Required work -> Where a line holds "YILDIZ", copy it.

-- Start Data --

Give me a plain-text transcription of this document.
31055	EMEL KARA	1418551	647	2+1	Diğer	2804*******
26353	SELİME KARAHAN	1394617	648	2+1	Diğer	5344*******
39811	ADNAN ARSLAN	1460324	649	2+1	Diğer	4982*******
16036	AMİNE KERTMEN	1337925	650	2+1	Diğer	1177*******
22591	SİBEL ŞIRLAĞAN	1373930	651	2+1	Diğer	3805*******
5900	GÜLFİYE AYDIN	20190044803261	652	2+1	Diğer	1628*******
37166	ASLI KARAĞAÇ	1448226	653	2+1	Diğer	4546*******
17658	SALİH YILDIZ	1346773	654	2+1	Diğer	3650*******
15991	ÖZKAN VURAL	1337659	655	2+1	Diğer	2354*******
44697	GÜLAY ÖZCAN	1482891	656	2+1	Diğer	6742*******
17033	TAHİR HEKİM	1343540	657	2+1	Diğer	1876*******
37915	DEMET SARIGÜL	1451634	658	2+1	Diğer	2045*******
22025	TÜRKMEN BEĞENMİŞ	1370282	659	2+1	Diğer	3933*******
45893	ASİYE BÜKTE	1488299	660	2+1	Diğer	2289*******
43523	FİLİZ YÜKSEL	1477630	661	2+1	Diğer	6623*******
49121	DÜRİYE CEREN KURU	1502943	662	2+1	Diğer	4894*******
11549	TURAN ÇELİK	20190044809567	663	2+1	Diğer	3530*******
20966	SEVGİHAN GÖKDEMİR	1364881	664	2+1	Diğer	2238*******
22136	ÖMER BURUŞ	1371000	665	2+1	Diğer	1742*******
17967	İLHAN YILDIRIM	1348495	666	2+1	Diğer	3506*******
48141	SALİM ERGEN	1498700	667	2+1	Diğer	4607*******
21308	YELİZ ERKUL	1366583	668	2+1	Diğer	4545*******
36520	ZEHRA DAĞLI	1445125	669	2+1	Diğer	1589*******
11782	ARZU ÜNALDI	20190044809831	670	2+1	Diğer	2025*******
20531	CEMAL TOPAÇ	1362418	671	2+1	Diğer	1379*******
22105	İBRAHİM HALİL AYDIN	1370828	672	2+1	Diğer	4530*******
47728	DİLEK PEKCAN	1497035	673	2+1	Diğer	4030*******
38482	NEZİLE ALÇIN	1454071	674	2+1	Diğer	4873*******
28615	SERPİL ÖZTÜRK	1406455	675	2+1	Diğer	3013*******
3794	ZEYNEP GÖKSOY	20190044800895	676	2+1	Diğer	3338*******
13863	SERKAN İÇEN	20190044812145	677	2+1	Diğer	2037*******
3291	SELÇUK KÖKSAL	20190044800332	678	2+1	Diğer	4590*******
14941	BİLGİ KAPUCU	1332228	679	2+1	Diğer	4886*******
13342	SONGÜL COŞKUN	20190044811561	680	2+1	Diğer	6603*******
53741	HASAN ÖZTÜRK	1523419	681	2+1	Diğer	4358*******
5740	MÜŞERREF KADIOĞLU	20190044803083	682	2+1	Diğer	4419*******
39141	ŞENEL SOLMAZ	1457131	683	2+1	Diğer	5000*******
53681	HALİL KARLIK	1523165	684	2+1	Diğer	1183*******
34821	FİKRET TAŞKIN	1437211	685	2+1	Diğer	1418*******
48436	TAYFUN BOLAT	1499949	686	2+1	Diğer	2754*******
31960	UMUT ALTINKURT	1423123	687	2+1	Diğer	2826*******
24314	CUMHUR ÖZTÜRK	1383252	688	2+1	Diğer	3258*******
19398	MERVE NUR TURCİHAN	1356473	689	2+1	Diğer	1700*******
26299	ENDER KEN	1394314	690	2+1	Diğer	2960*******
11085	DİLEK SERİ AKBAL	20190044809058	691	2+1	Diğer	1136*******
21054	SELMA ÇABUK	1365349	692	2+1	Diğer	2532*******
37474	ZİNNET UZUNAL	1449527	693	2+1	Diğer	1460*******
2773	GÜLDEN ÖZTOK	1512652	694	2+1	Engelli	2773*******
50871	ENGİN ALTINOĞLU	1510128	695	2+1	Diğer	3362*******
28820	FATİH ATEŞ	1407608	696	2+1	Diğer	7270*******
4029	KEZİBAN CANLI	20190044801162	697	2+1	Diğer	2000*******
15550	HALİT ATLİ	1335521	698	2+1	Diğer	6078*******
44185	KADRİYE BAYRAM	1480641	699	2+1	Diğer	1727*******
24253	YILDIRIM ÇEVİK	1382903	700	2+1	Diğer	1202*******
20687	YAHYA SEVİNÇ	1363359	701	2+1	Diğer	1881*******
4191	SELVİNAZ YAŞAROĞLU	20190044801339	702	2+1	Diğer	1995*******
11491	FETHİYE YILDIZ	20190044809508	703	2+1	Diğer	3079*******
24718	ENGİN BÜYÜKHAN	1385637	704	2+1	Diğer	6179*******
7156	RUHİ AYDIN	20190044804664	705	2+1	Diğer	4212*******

-- End Data --

Correct output ->
17658	SALİH YILDIZ	1346773	654	2+1	Diğer	3650*******
11491	FETHİYE YILDIZ	20190044809508	703	2+1	Diğer	3079*******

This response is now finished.